• [RECORDED DATA]:
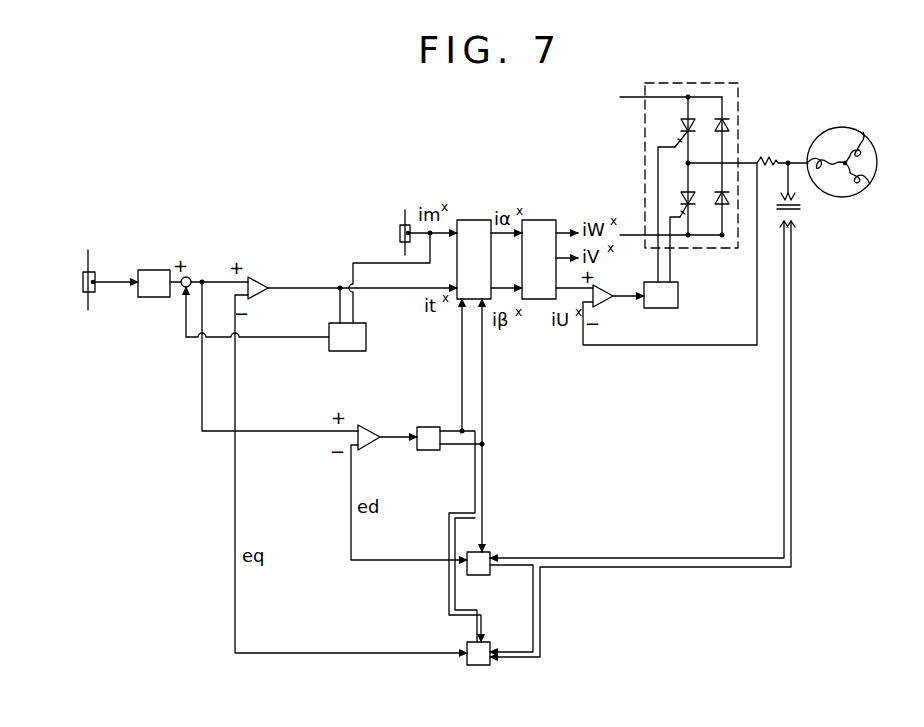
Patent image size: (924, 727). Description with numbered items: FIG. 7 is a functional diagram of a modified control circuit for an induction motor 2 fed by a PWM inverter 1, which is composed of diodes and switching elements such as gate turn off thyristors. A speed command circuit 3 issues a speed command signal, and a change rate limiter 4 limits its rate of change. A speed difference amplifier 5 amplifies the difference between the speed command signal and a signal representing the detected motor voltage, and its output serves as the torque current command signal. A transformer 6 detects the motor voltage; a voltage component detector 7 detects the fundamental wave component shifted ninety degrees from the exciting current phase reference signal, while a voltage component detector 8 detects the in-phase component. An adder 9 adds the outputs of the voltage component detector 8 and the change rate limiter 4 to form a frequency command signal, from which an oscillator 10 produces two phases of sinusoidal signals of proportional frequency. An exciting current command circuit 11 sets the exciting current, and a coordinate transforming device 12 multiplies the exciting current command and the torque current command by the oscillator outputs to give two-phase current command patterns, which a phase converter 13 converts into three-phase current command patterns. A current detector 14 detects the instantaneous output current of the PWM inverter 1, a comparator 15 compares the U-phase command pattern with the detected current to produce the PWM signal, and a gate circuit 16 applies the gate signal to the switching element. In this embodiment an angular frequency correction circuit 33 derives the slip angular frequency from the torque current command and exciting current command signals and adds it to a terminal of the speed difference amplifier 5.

The PWM inverter 1 is at (740, 100).
The induction motor 2 is at (877, 162).
The speed command circuit 3 is at (83, 282).
The change rate limiter 4 is at (153, 270).
The speed difference amplifier 5 is at (256, 277).
The transformer 6 is at (800, 211).
The voltage component detector 7 is at (482, 665).
The voltage component detector 8 is at (490, 552).
The adder 9 is at (370, 425).
The oscillator 10 is at (429, 427).
The exciting current command circuit 11 is at (400, 232).
The coordinate transforming device 12 is at (468, 220).
The phase converter 13 is at (535, 220).
The current detector 14 is at (766, 157).
The comparator 15 is at (606, 308).
The gate circuit 16 is at (678, 296).
The angular frequency correction circuit 33 is at (366, 339).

• [PROBLEM DETAILS]: Lay out the lines above as a JSON list of strings, one string per line with blank lines omitted, running from the start of the lines through the line containing "The transformer 6 is at (800, 211).", with both ends included. Leave the pictures out of the answer.

• [THE ANSWER]:
[
  "Patent image size: (924, 727). Description with numbered items: FIG. 7 is a functional diagram of a modified control circuit for an induction motor 2 fed by a PWM inverter 1, which is composed of diodes and switching elements such as gate turn off thyristors. A speed command circuit 3 issues a speed command signal, and a change rate limiter 4 limits its rate of change. A speed difference amplifier 5 amplifies the difference between the speed command signal and a signal representing the detected motor voltage, and its output serves as the torque current command signal. A transformer 6 detects the motor voltage; a voltage component detector 7 detects the fundamental wave component shifted ninety degrees from the exciting current phase reference signal, while a voltage component detector 8 detects the in-phase component. An adder 9 adds the outputs of the voltage component detector 8 and the change rate limiter 4 to form a frequency command signal, from which an oscillator 10 produces two phases of sinusoidal signals of proportional frequency. An exciting current command circuit 11 sets the exciting current, and a coordinate transforming device 12 multiplies the exciting current command and the torque current command by the oscillator outputs to give two-phase current command patterns, which a phase converter 13 converts into three-phase current command patterns. A current detector 14 detects the instantaneous output current of the PWM inverter 1, a comparator 15 compares the U-phase command pattern with the detected current to produce the PWM signal, and a gate circuit 16 applies the gate signal to the switching element. In this embodiment an angular frequency correction circuit 33 derives the slip angular frequency from the torque current command and exciting current command signals and adds it to a terminal of the speed difference amplifier 5.",
  "The PWM inverter 1 is at (740, 100).",
  "The induction motor 2 is at (877, 162).",
  "The speed command circuit 3 is at (83, 282).",
  "The change rate limiter 4 is at (153, 270).",
  "The speed difference amplifier 5 is at (256, 277).",
  "The transformer 6 is at (800, 211)."
]